WRITTEN INSTRUCTION: The records below are split into lines. How many of those lines contain the string "data"? Reply with the number only.

--

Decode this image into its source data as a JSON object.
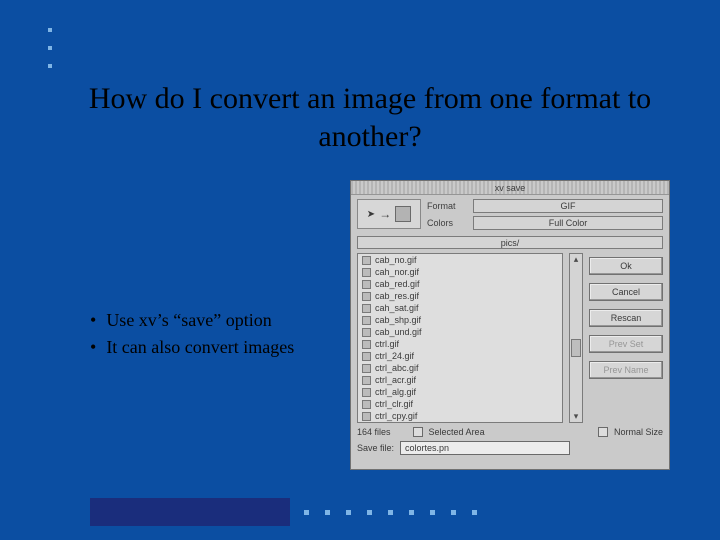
{
  "slide": {
    "title": "How do I convert an image from one format to another?",
    "bullets": [
      "Use xv’s “save” option",
      "It can also convert images"
    ]
  },
  "xv": {
    "window_title": "xv save",
    "format_label": "Format",
    "format_value": "GIF",
    "colors_label": "Colors",
    "colors_value": "Full Color",
    "path": "pics/",
    "files": [
      "cab_no.gif",
      "cah_nor.gif",
      "cab_red.gif",
      "cab_res.gif",
      "cah_sat.gif",
      "cab_shp.gif",
      "cab_und.gif",
      "ctrl.gif",
      "ctrl_24.gif",
      "ctrl_abc.gif",
      "ctrl_acr.gif",
      "ctrl_alg.gif",
      "ctrl_clr.gif",
      "ctrl_cpy.gif"
    ],
    "file_count_label": "164 files",
    "selected_area_label": "Selected Area",
    "normal_size_label": "Normal Size",
    "save_file_label": "Save file:",
    "save_file_value": "colortes.pn",
    "buttons": {
      "ok": "Ok",
      "cancel": "Cancel",
      "rescan": "Rescan",
      "prev_set": "Prev Set",
      "prev_name": "Prev Name"
    }
  }
}
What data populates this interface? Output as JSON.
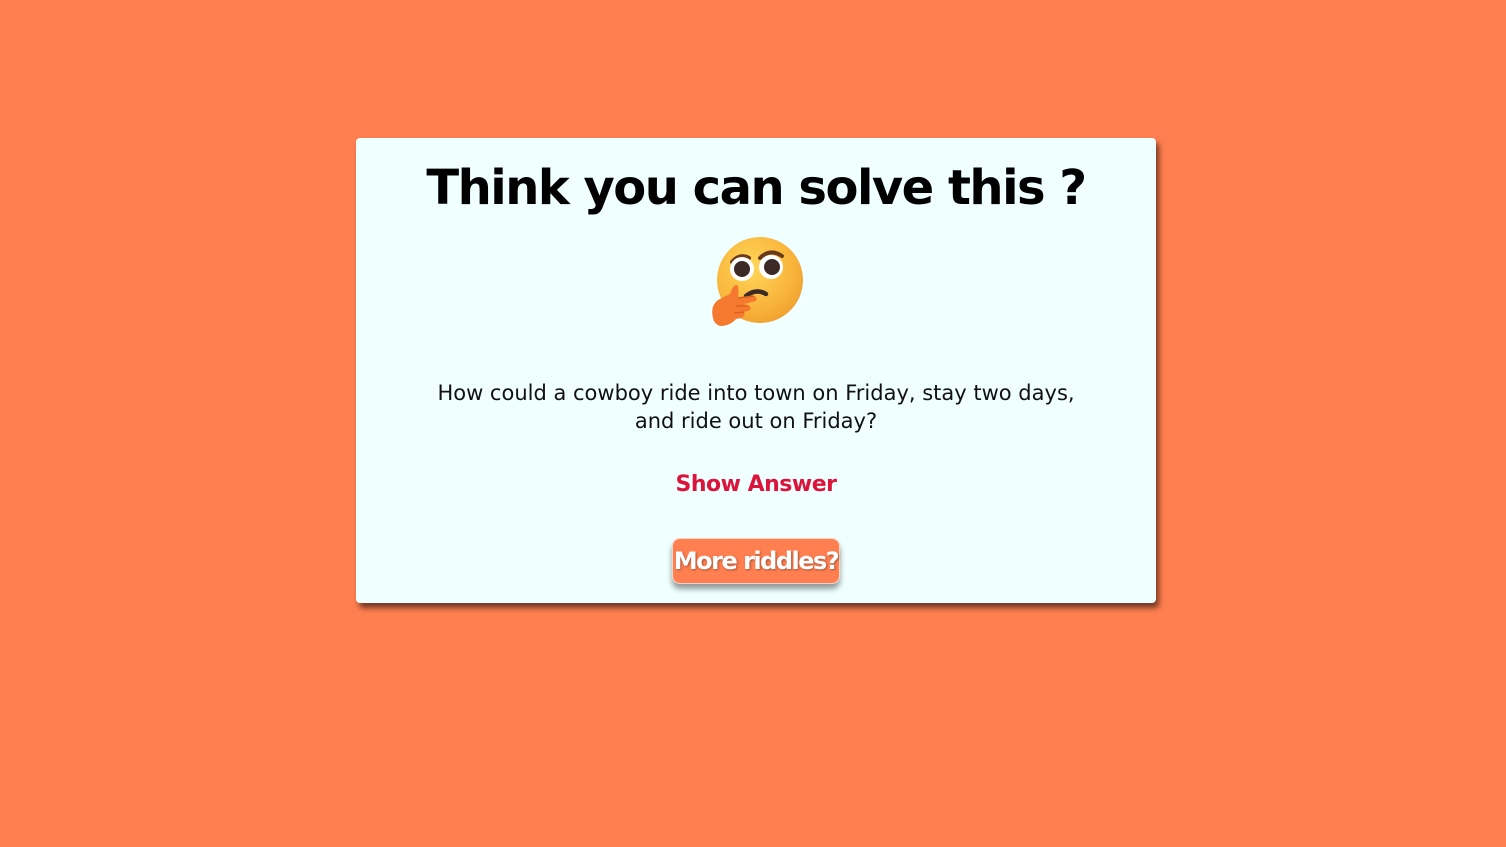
{
  "page": {
    "background_color": "#ff7f50"
  },
  "card": {
    "background_color": "#f0ffff",
    "title": "Think you can solve this ?",
    "emoji_icon": "thinking-face-icon",
    "question": "How could a cowboy ride into town on Friday, stay two days, and ride out on Friday?",
    "show_answer_label": "Show Answer",
    "show_answer_color": "#dc143c",
    "more_button_label": "More riddles?"
  }
}
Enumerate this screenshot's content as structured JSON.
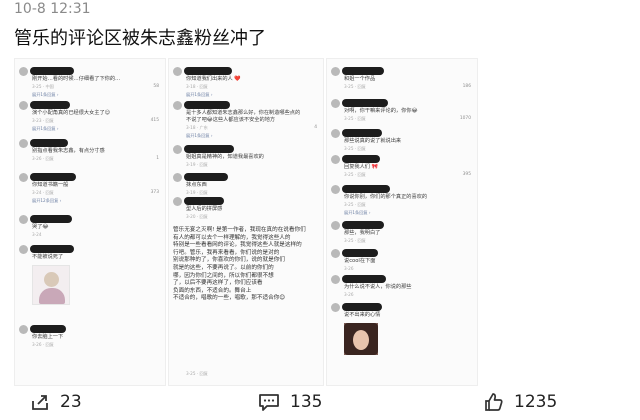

--

ANSWER TO THIS TASK: 2